§ **What the exercise asks**
Reproduce the following records line for line, without any changes.

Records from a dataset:

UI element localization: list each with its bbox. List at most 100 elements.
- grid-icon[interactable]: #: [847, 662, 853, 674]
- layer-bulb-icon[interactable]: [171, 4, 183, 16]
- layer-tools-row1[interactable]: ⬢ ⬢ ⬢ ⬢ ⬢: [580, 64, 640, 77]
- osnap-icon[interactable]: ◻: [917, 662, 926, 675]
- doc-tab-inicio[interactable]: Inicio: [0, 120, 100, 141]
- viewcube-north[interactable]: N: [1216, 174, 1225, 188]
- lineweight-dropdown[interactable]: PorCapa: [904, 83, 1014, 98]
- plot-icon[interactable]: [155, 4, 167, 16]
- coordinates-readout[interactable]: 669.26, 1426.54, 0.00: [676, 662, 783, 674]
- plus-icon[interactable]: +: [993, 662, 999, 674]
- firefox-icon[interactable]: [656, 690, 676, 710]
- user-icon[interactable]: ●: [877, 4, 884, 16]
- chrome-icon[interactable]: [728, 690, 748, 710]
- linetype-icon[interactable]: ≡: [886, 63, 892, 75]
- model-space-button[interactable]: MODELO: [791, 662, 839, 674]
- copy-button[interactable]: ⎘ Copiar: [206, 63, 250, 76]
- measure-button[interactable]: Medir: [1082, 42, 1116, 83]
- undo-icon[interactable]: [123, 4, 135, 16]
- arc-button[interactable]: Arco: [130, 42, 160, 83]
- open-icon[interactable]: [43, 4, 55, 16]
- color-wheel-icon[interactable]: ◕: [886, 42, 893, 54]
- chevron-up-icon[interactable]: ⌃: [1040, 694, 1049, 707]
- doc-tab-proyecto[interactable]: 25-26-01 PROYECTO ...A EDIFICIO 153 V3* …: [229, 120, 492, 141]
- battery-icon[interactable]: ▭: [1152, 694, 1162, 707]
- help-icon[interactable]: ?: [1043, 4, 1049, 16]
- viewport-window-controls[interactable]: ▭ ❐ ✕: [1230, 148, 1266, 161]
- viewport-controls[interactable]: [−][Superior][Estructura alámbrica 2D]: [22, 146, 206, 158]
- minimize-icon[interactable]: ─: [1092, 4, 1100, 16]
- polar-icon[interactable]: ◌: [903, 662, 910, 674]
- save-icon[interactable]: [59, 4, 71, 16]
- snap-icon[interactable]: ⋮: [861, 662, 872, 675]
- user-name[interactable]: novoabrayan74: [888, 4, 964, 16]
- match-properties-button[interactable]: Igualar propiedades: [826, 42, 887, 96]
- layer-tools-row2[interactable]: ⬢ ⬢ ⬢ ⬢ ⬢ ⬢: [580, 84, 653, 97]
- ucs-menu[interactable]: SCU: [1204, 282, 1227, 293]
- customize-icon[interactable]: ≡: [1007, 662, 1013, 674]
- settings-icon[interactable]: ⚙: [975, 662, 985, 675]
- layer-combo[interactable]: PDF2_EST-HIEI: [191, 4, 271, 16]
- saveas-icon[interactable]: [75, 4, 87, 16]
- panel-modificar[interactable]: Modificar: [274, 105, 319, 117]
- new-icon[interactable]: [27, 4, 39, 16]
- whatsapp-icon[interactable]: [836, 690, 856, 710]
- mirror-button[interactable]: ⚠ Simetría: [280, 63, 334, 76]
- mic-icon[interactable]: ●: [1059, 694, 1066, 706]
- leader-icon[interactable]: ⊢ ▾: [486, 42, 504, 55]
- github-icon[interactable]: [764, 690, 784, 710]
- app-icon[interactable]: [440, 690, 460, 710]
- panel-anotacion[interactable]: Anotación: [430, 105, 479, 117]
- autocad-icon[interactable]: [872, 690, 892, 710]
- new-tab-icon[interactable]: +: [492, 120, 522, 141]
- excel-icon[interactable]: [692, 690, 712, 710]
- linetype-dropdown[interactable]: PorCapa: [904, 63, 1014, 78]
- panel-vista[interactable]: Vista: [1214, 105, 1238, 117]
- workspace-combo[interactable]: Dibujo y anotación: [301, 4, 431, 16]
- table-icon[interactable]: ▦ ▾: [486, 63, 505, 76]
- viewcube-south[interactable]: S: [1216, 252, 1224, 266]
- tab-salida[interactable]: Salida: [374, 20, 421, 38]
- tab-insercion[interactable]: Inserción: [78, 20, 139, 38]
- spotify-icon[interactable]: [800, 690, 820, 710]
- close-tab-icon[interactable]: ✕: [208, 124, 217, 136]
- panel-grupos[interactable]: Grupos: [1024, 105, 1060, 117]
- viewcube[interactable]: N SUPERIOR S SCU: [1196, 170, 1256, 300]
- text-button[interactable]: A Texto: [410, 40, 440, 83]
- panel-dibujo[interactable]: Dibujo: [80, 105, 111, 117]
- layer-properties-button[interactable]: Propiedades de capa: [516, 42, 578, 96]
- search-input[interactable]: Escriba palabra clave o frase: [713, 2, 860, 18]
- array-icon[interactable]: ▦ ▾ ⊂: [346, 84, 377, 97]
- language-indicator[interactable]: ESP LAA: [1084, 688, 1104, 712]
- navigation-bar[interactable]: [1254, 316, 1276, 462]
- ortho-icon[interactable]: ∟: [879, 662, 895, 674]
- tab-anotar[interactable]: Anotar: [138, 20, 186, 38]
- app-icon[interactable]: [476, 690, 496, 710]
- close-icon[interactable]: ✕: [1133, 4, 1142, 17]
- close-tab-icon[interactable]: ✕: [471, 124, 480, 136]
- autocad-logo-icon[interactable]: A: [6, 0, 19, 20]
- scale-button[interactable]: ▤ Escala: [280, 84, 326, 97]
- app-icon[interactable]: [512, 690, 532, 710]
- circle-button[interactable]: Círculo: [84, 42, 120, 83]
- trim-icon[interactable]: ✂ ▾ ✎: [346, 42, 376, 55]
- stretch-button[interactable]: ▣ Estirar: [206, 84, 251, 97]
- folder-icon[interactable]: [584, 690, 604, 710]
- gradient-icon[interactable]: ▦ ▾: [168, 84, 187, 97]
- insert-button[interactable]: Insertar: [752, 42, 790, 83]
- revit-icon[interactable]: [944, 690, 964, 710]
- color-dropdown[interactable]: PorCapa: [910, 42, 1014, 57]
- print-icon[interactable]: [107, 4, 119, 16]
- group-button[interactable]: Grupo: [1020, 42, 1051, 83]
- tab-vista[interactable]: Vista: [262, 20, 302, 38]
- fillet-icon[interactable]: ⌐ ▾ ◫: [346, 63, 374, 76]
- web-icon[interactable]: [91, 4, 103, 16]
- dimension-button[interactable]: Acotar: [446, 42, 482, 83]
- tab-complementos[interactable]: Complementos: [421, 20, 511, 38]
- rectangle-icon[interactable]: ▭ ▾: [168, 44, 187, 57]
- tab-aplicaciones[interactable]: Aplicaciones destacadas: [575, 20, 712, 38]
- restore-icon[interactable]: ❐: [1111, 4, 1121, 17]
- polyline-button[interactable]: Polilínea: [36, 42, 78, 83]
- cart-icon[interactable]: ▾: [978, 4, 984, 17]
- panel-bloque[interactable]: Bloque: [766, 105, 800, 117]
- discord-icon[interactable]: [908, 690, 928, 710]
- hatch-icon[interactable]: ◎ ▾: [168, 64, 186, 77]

§ **Finished exercise**
UI element localization: list each with its bbox. List at most 100 elements.
- grid-icon[interactable]: #: [847, 662, 853, 674]
- layer-bulb-icon[interactable]: [171, 4, 183, 16]
- layer-tools-row1[interactable]: ⬢ ⬢ ⬢ ⬢ ⬢: [580, 64, 640, 77]
- osnap-icon[interactable]: ◻: [917, 662, 926, 675]
- doc-tab-inicio[interactable]: Inicio: [0, 120, 100, 141]
- viewcube-north[interactable]: N: [1216, 174, 1225, 188]
- lineweight-dropdown[interactable]: PorCapa: [904, 83, 1014, 98]
- plot-icon[interactable]: [155, 4, 167, 16]
- coordinates-readout[interactable]: 669.26, 1426.54, 0.00: [676, 662, 783, 674]
- plus-icon[interactable]: +: [993, 662, 999, 674]
- firefox-icon[interactable]: [656, 690, 676, 710]
- user-icon[interactable]: ●: [877, 4, 884, 16]
- chrome-icon[interactable]: [728, 690, 748, 710]
- linetype-icon[interactable]: ≡: [886, 63, 892, 75]
- model-space-button[interactable]: MODELO: [791, 662, 839, 674]
- copy-button[interactable]: ⎘ Copiar: [206, 63, 250, 76]
- measure-button[interactable]: Medir: [1082, 42, 1116, 83]
- undo-icon[interactable]: [123, 4, 135, 16]
- arc-button[interactable]: Arco: [130, 42, 160, 83]
- open-icon[interactable]: [43, 4, 55, 16]
- color-wheel-icon[interactable]: ◕: [886, 42, 893, 54]
- chevron-up-icon[interactable]: ⌃: [1040, 694, 1049, 707]
- doc-tab-proyecto[interactable]: 25-26-01 PROYECTO ...A EDIFICIO 153 V3* …: [229, 120, 492, 141]
- battery-icon[interactable]: ▭: [1152, 694, 1162, 707]
- help-icon[interactable]: ?: [1043, 4, 1049, 16]
- viewport-window-controls[interactable]: ▭ ❐ ✕: [1230, 148, 1266, 161]
- viewport-controls[interactable]: [−][Superior][Estructura alámbrica 2D]: [22, 146, 206, 158]
- minimize-icon[interactable]: ─: [1092, 4, 1100, 16]
- polar-icon[interactable]: ◌: [903, 662, 910, 674]
- save-icon[interactable]: [59, 4, 71, 16]
- snap-icon[interactable]: ⋮: [861, 662, 872, 675]
- user-name[interactable]: novoabrayan74: [888, 4, 964, 16]
- match-properties-button[interactable]: Igualar propiedades: [826, 42, 887, 96]
- layer-tools-row2[interactable]: ⬢ ⬢ ⬢ ⬢ ⬢ ⬢: [580, 84, 653, 97]
- ucs-menu[interactable]: SCU: [1204, 282, 1227, 293]
- customize-icon[interactable]: ≡: [1007, 662, 1013, 674]
- settings-icon[interactable]: ⚙: [975, 662, 985, 675]
- layer-combo[interactable]: PDF2_EST-HIEI: [191, 4, 271, 16]
- saveas-icon[interactable]: [75, 4, 87, 16]
- panel-modificar[interactable]: Modificar: [274, 105, 319, 117]
- new-icon[interactable]: [27, 4, 39, 16]
- whatsapp-icon[interactable]: [836, 690, 856, 710]
- mirror-button[interactable]: ⚠ Simetría: [280, 63, 334, 76]
- mic-icon[interactable]: ●: [1059, 694, 1066, 706]
- leader-icon[interactable]: ⊢ ▾: [486, 42, 504, 55]
- github-icon[interactable]: [764, 690, 784, 710]
- app-icon[interactable]: [440, 690, 460, 710]
- panel-anotacion[interactable]: Anotación: [430, 105, 479, 117]
- autocad-icon[interactable]: [872, 690, 892, 710]
- new-tab-icon[interactable]: +: [492, 120, 522, 141]
- excel-icon[interactable]: [692, 690, 712, 710]
- linetype-dropdown[interactable]: PorCapa: [904, 63, 1014, 78]
- panel-vista[interactable]: Vista: [1214, 105, 1238, 117]
- workspace-combo[interactable]: Dibujo y anotación: [301, 4, 431, 16]
- table-icon[interactable]: ▦ ▾: [486, 63, 505, 76]
- viewcube-south[interactable]: S: [1216, 252, 1224, 266]
- tab-salida[interactable]: Salida: [374, 20, 421, 38]
- tab-insercion[interactable]: Inserción: [78, 20, 139, 38]
- spotify-icon[interactable]: [800, 690, 820, 710]
- close-tab-icon[interactable]: ✕: [208, 124, 217, 136]
- panel-grupos[interactable]: Grupos: [1024, 105, 1060, 117]
- viewcube[interactable]: N SUPERIOR S SCU: [1196, 170, 1256, 300]
- text-button[interactable]: A Texto: [410, 40, 440, 83]
- panel-dibujo[interactable]: Dibujo: [80, 105, 111, 117]
- layer-properties-button[interactable]: Propiedades de capa: [516, 42, 578, 96]
- search-input[interactable]: Escriba palabra clave o frase: [713, 2, 860, 18]
- array-icon[interactable]: ▦ ▾ ⊂: [346, 84, 377, 97]
- language-indicator[interactable]: ESP LAA: [1084, 688, 1104, 712]
- navigation-bar[interactable]: [1254, 316, 1276, 462]
- ortho-icon[interactable]: ∟: [879, 662, 895, 674]
- tab-anotar[interactable]: Anotar: [138, 20, 186, 38]
- app-icon[interactable]: [476, 690, 496, 710]
- close-icon[interactable]: ✕: [1133, 4, 1142, 17]
- close-tab-icon[interactable]: ✕: [471, 124, 480, 136]
- autocad-logo-icon[interactable]: A: [6, 0, 19, 20]
- scale-button[interactable]: ▤ Escala: [280, 84, 326, 97]
- app-icon[interactable]: [512, 690, 532, 710]
- circle-button[interactable]: Círculo: [84, 42, 120, 83]
- trim-icon[interactable]: ✂ ▾ ✎: [346, 42, 376, 55]
- stretch-button[interactable]: ▣ Estirar: [206, 84, 251, 97]
- folder-icon[interactable]: [584, 690, 604, 710]
- gradient-icon[interactable]: ▦ ▾: [168, 84, 187, 97]
- insert-button[interactable]: Insertar: [752, 42, 790, 83]
- revit-icon[interactable]: [944, 690, 964, 710]
- color-dropdown[interactable]: PorCapa: [910, 42, 1014, 57]
- print-icon[interactable]: [107, 4, 119, 16]
- group-button[interactable]: Grupo: [1020, 42, 1051, 83]
- tab-vista[interactable]: Vista: [262, 20, 302, 38]
- fillet-icon[interactable]: ⌐ ▾ ◫: [346, 63, 374, 76]
- web-icon[interactable]: [91, 4, 103, 16]
- dimension-button[interactable]: Acotar: [446, 42, 482, 83]
- tab-complementos[interactable]: Complementos: [421, 20, 511, 38]
- rectangle-icon[interactable]: ▭ ▾: [168, 44, 187, 57]
- tab-aplicaciones[interactable]: Aplicaciones destacadas: [575, 20, 712, 38]
- restore-icon[interactable]: ❐: [1111, 4, 1121, 17]
- polyline-button[interactable]: Polilínea: [36, 42, 78, 83]
- cart-icon[interactable]: ▾: [978, 4, 984, 17]
- panel-bloque[interactable]: Bloque: [766, 105, 800, 117]
- discord-icon[interactable]: [908, 690, 928, 710]
- hatch-icon[interactable]: ◎ ▾: [168, 64, 186, 77]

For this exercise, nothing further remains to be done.